- _Description of the task_: Give only the number of rows that contain the word "cover".

- _Material_:
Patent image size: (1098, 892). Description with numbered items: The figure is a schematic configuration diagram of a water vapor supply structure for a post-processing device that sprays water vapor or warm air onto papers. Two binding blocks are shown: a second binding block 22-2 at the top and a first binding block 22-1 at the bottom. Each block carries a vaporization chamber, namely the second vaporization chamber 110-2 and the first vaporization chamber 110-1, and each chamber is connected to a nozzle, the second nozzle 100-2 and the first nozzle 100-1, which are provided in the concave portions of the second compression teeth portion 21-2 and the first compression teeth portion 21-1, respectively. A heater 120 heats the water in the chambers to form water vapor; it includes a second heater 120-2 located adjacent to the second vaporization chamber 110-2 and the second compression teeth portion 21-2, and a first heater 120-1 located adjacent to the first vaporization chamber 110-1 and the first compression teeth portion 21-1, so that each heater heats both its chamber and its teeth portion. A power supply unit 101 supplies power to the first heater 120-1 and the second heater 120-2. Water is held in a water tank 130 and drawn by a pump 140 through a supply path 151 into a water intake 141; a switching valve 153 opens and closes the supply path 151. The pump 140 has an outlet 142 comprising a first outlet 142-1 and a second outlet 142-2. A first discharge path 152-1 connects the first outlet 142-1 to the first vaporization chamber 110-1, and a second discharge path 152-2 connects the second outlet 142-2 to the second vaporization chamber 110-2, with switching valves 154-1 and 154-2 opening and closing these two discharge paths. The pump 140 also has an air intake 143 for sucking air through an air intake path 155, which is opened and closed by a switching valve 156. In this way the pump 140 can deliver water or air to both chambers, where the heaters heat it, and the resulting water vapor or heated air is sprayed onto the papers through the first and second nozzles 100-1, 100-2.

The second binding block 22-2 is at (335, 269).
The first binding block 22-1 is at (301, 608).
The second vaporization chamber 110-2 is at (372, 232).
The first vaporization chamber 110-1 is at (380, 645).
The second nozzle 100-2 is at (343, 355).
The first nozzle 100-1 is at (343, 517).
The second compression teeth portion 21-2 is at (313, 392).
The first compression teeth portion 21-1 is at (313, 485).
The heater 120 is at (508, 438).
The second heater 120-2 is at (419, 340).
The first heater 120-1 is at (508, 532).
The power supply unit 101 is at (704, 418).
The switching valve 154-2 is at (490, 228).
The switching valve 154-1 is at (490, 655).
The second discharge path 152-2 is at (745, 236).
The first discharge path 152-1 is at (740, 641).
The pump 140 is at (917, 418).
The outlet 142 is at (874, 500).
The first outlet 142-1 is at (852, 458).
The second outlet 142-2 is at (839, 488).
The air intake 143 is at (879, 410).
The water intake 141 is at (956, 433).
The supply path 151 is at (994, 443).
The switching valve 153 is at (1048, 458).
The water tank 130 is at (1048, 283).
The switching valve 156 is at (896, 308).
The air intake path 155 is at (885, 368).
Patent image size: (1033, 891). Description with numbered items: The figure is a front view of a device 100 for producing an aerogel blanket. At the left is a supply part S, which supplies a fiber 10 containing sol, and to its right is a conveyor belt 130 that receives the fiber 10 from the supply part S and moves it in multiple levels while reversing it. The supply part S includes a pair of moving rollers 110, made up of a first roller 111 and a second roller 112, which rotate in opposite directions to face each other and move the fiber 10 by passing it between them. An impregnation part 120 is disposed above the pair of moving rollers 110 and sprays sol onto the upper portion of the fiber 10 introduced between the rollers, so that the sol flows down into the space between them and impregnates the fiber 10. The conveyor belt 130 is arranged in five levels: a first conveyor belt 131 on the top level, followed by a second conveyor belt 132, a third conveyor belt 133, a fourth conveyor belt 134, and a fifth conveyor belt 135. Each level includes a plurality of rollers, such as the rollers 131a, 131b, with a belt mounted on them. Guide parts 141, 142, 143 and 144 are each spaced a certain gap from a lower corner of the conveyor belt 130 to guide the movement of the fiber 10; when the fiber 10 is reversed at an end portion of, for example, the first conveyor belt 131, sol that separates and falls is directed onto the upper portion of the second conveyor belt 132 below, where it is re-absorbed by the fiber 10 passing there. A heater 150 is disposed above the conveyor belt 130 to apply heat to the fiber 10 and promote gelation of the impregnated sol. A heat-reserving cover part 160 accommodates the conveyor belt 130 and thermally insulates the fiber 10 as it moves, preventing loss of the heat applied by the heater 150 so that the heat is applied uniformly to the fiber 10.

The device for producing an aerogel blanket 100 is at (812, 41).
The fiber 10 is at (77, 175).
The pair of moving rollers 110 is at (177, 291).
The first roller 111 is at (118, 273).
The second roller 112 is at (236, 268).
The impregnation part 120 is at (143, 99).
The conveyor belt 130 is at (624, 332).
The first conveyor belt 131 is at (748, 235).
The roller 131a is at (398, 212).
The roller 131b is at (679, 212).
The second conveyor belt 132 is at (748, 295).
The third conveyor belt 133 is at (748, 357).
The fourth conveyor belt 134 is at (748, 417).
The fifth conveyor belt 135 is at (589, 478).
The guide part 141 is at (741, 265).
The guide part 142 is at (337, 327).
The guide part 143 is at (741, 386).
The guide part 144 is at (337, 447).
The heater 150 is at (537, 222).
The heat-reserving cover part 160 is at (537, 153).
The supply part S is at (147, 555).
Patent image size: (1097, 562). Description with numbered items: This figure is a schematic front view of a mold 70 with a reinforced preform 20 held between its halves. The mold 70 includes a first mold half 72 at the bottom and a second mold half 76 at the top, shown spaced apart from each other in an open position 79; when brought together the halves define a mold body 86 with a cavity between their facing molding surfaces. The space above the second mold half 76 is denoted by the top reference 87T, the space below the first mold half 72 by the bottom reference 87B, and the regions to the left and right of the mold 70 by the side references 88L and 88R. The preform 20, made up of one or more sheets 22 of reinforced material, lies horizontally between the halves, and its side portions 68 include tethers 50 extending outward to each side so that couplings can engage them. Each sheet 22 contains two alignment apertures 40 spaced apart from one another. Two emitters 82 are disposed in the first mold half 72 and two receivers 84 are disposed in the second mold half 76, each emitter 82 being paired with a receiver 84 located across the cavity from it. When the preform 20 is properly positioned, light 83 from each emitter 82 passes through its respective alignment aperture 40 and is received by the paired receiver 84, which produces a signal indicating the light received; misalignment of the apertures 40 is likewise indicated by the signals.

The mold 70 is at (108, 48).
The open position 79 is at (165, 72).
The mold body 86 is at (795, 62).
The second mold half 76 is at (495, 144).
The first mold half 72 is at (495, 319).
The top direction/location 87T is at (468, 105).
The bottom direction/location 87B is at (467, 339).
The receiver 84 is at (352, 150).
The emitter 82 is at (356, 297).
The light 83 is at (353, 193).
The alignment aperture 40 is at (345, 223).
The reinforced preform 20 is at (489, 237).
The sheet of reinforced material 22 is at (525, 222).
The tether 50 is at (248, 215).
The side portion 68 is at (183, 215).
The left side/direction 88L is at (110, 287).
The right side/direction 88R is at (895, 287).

- _Task output_: 2